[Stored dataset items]
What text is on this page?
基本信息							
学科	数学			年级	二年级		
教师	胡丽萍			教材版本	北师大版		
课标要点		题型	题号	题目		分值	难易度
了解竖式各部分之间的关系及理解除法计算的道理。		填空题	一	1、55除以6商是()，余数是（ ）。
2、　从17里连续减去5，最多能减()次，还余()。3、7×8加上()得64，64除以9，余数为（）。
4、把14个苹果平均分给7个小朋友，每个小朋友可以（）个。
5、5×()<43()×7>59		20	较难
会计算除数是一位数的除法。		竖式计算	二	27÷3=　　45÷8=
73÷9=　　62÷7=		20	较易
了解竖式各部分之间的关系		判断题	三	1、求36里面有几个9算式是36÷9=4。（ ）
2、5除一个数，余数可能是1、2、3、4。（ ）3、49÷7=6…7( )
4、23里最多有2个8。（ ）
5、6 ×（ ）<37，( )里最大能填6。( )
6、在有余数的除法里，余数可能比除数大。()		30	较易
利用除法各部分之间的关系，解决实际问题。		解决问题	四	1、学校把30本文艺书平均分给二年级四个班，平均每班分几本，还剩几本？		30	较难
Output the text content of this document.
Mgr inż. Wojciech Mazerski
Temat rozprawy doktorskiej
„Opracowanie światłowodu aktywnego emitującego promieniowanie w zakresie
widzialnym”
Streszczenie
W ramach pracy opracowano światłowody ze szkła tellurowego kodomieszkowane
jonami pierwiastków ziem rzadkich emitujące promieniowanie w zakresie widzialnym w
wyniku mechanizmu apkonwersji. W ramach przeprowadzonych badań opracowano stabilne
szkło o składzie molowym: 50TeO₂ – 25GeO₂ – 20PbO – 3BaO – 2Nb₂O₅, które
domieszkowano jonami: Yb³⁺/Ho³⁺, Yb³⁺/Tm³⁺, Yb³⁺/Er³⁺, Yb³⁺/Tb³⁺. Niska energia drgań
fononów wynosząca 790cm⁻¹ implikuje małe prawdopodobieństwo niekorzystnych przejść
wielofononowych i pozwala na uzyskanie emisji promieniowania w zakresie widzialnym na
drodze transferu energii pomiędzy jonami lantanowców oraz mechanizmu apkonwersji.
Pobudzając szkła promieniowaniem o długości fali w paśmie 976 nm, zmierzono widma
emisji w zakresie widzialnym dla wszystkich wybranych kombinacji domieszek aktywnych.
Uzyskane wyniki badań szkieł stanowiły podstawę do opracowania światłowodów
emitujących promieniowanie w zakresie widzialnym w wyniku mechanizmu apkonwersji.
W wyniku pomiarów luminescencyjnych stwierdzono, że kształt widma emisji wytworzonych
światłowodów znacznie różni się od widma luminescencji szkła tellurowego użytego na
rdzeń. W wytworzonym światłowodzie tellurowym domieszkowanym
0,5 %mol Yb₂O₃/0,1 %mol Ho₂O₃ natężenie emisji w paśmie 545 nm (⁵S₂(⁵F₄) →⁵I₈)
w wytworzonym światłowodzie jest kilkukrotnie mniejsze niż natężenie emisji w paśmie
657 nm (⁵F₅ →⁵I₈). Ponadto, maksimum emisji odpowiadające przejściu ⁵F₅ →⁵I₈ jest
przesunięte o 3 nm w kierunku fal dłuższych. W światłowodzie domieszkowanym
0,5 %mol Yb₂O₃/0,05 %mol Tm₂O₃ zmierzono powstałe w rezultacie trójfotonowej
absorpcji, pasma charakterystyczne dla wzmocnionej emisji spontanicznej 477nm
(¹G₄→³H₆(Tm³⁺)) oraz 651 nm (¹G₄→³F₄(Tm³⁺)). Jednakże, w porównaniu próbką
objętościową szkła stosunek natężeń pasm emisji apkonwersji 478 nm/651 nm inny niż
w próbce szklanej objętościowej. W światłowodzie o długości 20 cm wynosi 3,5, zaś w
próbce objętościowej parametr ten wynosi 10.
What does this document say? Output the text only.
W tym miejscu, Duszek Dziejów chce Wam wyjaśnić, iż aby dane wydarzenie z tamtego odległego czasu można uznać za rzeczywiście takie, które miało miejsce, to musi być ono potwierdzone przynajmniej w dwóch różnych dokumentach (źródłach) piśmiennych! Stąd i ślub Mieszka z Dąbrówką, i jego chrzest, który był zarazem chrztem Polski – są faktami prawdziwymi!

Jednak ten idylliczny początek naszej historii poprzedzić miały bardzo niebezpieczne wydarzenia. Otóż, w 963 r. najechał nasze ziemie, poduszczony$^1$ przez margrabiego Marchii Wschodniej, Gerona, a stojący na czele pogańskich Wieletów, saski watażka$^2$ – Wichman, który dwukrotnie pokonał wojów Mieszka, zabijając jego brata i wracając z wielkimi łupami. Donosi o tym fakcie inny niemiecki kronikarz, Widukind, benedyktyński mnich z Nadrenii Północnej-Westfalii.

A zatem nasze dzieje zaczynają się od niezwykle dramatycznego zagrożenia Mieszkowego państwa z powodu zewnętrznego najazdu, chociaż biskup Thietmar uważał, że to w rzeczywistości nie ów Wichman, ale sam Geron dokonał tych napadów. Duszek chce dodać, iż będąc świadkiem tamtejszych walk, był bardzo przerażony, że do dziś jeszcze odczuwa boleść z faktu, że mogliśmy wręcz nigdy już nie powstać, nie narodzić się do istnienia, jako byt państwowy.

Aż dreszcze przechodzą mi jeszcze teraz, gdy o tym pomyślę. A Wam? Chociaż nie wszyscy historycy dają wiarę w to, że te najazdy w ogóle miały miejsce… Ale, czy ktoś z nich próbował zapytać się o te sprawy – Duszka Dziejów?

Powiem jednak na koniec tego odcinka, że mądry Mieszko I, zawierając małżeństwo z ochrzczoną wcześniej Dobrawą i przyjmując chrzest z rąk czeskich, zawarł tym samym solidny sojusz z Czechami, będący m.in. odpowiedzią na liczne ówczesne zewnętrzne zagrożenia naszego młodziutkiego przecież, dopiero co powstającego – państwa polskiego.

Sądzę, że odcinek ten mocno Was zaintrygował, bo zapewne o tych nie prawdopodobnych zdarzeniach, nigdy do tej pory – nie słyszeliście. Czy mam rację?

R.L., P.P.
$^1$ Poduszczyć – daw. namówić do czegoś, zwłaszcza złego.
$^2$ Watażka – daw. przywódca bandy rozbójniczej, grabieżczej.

→ **Objective**:
Write out each line of the data that holds the string "What".

→ **Solution to this problem**:
What text is on this page?
What does this document say? Output the text only.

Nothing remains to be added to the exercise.